GIVEN RECORDS >>
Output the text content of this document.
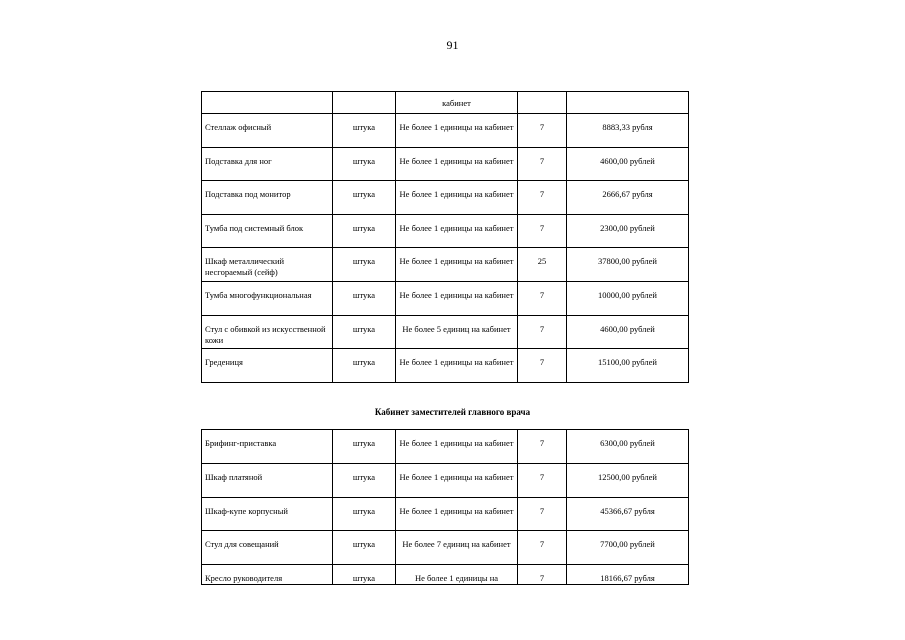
91
		кабинет		
Стеллаж офисный	штука	Не более 1 единицы на кабинет	7	8883,33 рубля
Подставка для ног	штука	Не более 1 единицы на кабинет	7	4600,00 рублей
Подставка под монитор	штука	Не более 1 единицы на кабинет	7	2666,67 рубля
Тумба под системный блок	штука	Не более 1 единицы на кабинет	7	2300,00 рублей
Шкаф металлический несгораемый (сейф)	штука	Не более 1 единицы на кабинет	25	37800,00 рублей
Тумба многофункциональная	штука	Не более 1 единицы на кабинет	7	10000,00 рублей
Стул с обивкой из искусственной кожи	штука	Не более 5 единиц на кабинет	7	4600,00 рублей
Гредениця	штука	Не более 1 единицы на кабинет	7	15100,00 рублей
Кабинет заместителей главного врача
Брифинг-приставка	штука	Не более 1 единицы на кабинет	7	6300,00 рублей
Шкаф платяной	штука	Не более 1 единицы на кабинет	7	12500,00 рублей
Шкаф-купе корпусный	штука	Не более 1 единицы на кабинет	7	45366,67 рубля
Стул для совещаний	штука	Не более 7 единиц на кабинет	7	7700,00 рублей
Кресло руководителя	штука	Не более 1 единицы на	7	18166,67 рубля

PROBLEM DETAILS >>
The records above are to be quoted exactly, with all pictures left out.

FULL SOLUTION >>
Output the text content of this document.
91
		кабинет		
Стеллаж офисный	штука	Не более 1 единицы на кабинет	7	8883,33 рубля
Подставка для ног	штука	Не более 1 единицы на кабинет	7	4600,00 рублей
Подставка под монитор	штука	Не более 1 единицы на кабинет	7	2666,67 рубля
Тумба под системный блок	штука	Не более 1 единицы на кабинет	7	2300,00 рублей
Шкаф металлический несгораемый (сейф)	штука	Не более 1 единицы на кабинет	25	37800,00 рублей
Тумба многофункциональная	штука	Не более 1 единицы на кабинет	7	10000,00 рублей
Стул с обивкой из искусственной кожи	штука	Не более 5 единиц на кабинет	7	4600,00 рублей
Гредениця	штука	Не более 1 единицы на кабинет	7	15100,00 рублей
Кабинет заместителей главного врача
Брифинг-приставка	штука	Не более 1 единицы на кабинет	7	6300,00 рублей
Шкаф платяной	штука	Не более 1 единицы на кабинет	7	12500,00 рублей
Шкаф-купе корпусный	штука	Не более 1 единицы на кабинет	7	45366,67 рубля
Стул для совещаний	штука	Не более 7 единиц на кабинет	7	7700,00 рублей
Кресло руководителя	штука	Не более 1 единицы на	7	18166,67 рубля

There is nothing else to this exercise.